- Description of the task -
Look through the listing for the word "JSON". Copy each line that has it.

(Data records)
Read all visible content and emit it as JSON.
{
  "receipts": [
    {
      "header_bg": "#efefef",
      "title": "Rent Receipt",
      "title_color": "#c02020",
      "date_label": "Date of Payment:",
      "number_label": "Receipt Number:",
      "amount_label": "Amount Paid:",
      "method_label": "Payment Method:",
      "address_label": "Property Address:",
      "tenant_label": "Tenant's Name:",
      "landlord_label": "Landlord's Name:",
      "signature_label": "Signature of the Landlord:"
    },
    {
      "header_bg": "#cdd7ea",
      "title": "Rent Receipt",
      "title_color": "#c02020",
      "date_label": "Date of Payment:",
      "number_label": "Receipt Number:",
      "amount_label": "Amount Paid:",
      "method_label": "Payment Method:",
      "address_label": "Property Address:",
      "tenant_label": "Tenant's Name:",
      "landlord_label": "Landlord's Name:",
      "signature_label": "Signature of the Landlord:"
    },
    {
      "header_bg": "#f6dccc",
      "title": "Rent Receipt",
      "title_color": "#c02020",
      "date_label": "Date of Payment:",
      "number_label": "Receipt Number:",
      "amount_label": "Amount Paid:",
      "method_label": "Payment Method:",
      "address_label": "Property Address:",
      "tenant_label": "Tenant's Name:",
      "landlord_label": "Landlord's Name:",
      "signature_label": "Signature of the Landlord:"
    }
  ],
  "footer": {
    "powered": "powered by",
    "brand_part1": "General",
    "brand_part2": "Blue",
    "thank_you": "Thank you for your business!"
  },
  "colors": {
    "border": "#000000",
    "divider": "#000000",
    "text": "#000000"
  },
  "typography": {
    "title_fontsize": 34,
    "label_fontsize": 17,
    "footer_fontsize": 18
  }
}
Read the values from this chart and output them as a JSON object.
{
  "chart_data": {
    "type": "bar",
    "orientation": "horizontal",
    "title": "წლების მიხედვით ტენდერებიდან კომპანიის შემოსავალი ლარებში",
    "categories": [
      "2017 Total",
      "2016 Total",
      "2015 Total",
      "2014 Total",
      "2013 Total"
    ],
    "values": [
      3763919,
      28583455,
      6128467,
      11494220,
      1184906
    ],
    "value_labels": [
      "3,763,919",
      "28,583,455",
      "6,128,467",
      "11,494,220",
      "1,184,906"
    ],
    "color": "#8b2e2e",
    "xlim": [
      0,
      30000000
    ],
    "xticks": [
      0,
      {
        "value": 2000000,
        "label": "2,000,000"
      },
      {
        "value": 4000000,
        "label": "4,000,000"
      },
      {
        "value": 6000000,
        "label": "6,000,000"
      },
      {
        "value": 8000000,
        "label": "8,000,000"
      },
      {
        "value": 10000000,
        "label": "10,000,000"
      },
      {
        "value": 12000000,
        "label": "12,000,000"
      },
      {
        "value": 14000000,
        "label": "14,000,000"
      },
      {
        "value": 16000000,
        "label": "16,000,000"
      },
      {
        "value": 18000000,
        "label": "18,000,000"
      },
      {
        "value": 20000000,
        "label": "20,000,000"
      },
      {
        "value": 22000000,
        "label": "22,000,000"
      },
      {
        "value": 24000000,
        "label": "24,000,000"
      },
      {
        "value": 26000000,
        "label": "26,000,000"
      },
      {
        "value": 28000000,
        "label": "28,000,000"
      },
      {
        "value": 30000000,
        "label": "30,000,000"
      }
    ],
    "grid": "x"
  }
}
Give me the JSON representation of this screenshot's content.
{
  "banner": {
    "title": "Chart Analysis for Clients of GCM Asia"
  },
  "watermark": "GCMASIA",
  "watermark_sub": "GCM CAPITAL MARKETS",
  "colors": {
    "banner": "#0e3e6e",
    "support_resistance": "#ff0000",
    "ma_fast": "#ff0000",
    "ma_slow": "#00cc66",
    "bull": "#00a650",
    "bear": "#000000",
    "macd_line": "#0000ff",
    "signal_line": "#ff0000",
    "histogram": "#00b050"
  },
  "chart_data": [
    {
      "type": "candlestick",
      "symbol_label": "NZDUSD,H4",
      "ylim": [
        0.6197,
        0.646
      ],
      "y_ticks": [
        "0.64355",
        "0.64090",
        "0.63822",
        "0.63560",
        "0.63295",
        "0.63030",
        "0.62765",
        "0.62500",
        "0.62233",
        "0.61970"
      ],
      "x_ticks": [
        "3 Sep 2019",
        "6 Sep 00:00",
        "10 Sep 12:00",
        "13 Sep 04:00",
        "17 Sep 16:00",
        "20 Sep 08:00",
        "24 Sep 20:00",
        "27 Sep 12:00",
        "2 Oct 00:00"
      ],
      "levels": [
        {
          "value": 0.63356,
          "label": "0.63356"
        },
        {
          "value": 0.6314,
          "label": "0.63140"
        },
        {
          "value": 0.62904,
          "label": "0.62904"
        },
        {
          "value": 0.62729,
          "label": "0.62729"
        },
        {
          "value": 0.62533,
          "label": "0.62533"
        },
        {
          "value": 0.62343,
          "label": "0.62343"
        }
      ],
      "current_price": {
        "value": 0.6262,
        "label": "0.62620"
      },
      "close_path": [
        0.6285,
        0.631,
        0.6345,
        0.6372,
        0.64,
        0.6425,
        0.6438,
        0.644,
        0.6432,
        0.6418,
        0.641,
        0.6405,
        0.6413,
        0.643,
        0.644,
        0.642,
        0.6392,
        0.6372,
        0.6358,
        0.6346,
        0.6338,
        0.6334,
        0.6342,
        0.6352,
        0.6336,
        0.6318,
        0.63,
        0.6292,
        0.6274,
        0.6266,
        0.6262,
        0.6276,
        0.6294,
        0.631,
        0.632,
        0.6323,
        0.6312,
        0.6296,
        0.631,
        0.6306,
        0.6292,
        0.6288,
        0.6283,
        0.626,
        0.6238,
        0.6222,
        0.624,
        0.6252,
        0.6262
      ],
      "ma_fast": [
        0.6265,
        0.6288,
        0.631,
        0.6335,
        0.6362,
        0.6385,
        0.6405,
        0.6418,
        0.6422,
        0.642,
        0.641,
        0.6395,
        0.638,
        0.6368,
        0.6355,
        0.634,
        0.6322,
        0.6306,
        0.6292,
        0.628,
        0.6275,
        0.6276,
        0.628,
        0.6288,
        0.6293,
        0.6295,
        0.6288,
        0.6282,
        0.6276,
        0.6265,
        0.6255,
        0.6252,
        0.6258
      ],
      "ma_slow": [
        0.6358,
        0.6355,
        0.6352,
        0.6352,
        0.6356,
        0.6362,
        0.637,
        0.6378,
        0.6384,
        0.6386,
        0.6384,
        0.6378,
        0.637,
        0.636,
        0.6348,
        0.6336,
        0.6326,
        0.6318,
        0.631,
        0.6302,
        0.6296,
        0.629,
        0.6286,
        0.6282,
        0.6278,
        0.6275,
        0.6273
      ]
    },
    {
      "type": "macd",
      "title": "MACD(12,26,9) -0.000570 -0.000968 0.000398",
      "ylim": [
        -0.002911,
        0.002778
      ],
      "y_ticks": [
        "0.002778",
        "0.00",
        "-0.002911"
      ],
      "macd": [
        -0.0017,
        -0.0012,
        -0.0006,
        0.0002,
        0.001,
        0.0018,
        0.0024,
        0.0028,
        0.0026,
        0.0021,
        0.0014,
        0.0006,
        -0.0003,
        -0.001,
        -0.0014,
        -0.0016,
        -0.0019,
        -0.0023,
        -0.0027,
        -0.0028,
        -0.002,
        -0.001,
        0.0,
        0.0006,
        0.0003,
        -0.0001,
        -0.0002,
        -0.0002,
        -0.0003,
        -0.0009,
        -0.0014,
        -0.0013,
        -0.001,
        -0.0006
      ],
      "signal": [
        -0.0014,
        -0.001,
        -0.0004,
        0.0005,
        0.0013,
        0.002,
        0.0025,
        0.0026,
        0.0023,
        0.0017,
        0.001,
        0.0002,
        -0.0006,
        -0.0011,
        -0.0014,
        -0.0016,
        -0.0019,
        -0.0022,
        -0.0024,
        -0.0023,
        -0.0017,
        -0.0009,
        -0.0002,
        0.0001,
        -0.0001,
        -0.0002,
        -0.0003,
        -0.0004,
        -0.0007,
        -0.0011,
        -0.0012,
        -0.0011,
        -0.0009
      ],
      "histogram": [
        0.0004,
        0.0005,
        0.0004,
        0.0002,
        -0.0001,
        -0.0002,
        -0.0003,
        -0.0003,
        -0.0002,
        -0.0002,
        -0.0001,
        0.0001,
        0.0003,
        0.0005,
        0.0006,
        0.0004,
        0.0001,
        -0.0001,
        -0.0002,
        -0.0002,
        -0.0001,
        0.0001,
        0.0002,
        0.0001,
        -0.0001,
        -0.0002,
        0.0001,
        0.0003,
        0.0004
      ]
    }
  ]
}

- Exercise solution -
Read all visible content and emit it as JSON.
Read the values from this chart and output them as a JSON object.
Give me the JSON representation of this screenshot's content.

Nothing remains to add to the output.